Aim of the exercise: All of the lines below are to be printed again exactly; images are excluded from the output.

====

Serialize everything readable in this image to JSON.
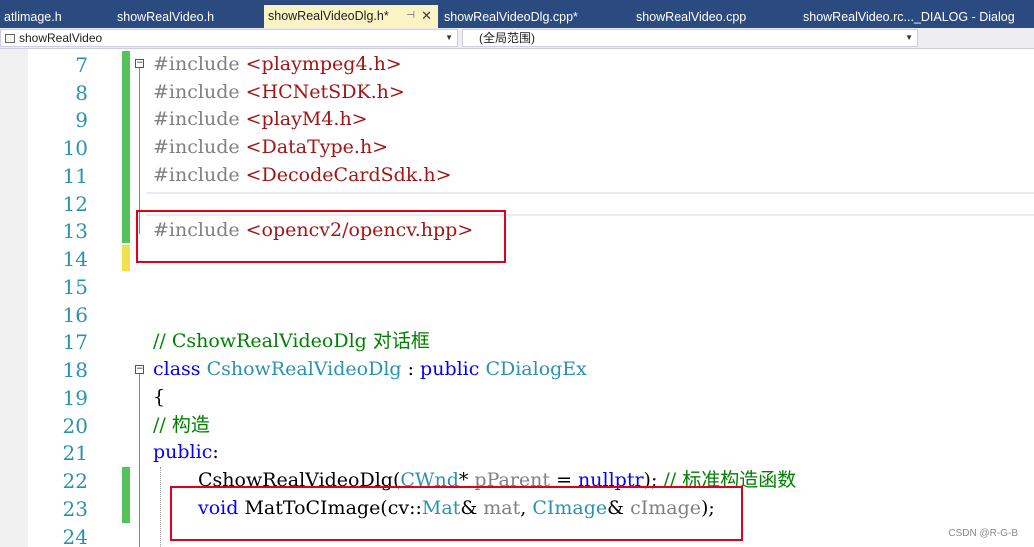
{
  "tabs": [
    {
      "label": "atlimage.h"
    },
    {
      "label": "showRealVideo.h"
    },
    {
      "label": "showRealVideoDlg.h*",
      "active": true
    },
    {
      "label": "showRealVideoDlg.cpp*"
    },
    {
      "label": "showRealVideo.cpp"
    },
    {
      "label": "showRealVideo.rc..._DIALOG - Dialog"
    }
  ],
  "navbar": {
    "project_combo": "showRealVideo",
    "scope_combo": "(全局范围)"
  },
  "line_numbers": [
    "7",
    "8",
    "9",
    "10",
    "11",
    "12",
    "13",
    "14",
    "15",
    "16",
    "17",
    "18",
    "19",
    "20",
    "21",
    "22",
    "23",
    "24"
  ],
  "code": {
    "l7_pp": "#include ",
    "l7_file": "<plaympeg4.h>",
    "l8_pp": "#include ",
    "l8_file": "<HCNetSDK.h>",
    "l9_pp": "#include ",
    "l9_file": "<playM4.h>",
    "l10_pp": "#include ",
    "l10_file": "<DataType.h>",
    "l11_pp": "#include ",
    "l11_file": "<DecodeCardSdk.h>",
    "l13_pp": "#include ",
    "l13_file": "<opencv2/opencv.hpp>",
    "l17_comment": "// CshowRealVideoDlg 对话框",
    "l18_kw_class": "class",
    "l18_name": "CshowRealVideoDlg",
    "l18_colon": " : ",
    "l18_kw_public": "public",
    "l18_base": "CDialogEx",
    "l19_brace": "{",
    "l20_comment": "// 构造",
    "l21_public": "public",
    "l21_colon": ":",
    "l22_ctor": "CshowRealVideoDlg(",
    "l22_cwnd": "CWnd",
    "l22_star": "* ",
    "l22_param": "pParent",
    "l22_eq": " = ",
    "l22_null": "nullptr",
    "l22_end": "); ",
    "l22_comment": "// 标准构造函数",
    "l23_void": "void",
    "l23_fn": " MatToCImage(cv::",
    "l23_mat": "Mat",
    "l23_amp": "& ",
    "l23_p1": "mat",
    "l23_comma": ", ",
    "l23_cimage": "CImage",
    "l23_amp2": "& ",
    "l23_p2": "cImage",
    "l23_end": ");"
  },
  "watermark": "CSDN @R-G-B",
  "colors": {
    "tabbar_bg": "#2b4a80",
    "active_tab_bg": "#fbf3c4",
    "line_number": "#2b91af",
    "keyword": "#0000ff",
    "string": "#a31515",
    "comment": "#008000",
    "type": "#2b91af",
    "highlight_box": "#e0001c"
  }
}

====

Reply:
Serialize everything readable in this image to JSON.
{
  "tabs": [
    {
      "label": "atlimage.h"
    },
    {
      "label": "showRealVideo.h"
    },
    {
      "label": "showRealVideoDlg.h*",
      "active": true
    },
    {
      "label": "showRealVideoDlg.cpp*"
    },
    {
      "label": "showRealVideo.cpp"
    },
    {
      "label": "showRealVideo.rc..._DIALOG - Dialog"
    }
  ],
  "navbar": {
    "project_combo": "showRealVideo",
    "scope_combo": "(全局范围)"
  },
  "line_numbers": [
    "7",
    "8",
    "9",
    "10",
    "11",
    "12",
    "13",
    "14",
    "15",
    "16",
    "17",
    "18",
    "19",
    "20",
    "21",
    "22",
    "23",
    "24"
  ],
  "code": {
    "l7_pp": "#include ",
    "l7_file": "<plaympeg4.h>",
    "l8_pp": "#include ",
    "l8_file": "<HCNetSDK.h>",
    "l9_pp": "#include ",
    "l9_file": "<playM4.h>",
    "l10_pp": "#include ",
    "l10_file": "<DataType.h>",
    "l11_pp": "#include ",
    "l11_file": "<DecodeCardSdk.h>",
    "l13_pp": "#include ",
    "l13_file": "<opencv2/opencv.hpp>",
    "l17_comment": "// CshowRealVideoDlg 对话框",
    "l18_kw_class": "class",
    "l18_name": "CshowRealVideoDlg",
    "l18_colon": " : ",
    "l18_kw_public": "public",
    "l18_base": "CDialogEx",
    "l19_brace": "{",
    "l20_comment": "// 构造",
    "l21_public": "public",
    "l21_colon": ":",
    "l22_ctor": "CshowRealVideoDlg(",
    "l22_cwnd": "CWnd",
    "l22_star": "* ",
    "l22_param": "pParent",
    "l22_eq": " = ",
    "l22_null": "nullptr",
    "l22_end": "); ",
    "l22_comment": "// 标准构造函数",
    "l23_void": "void",
    "l23_fn": " MatToCImage(cv::",
    "l23_mat": "Mat",
    "l23_amp": "& ",
    "l23_p1": "mat",
    "l23_comma": ", ",
    "l23_cimage": "CImage",
    "l23_amp2": "& ",
    "l23_p2": "cImage",
    "l23_end": ");"
  },
  "watermark": "CSDN @R-G-B",
  "colors": {
    "tabbar_bg": "#2b4a80",
    "active_tab_bg": "#fbf3c4",
    "line_number": "#2b91af",
    "keyword": "#0000ff",
    "string": "#a31515",
    "comment": "#008000",
    "type": "#2b91af",
    "highlight_box": "#e0001c"
  }
}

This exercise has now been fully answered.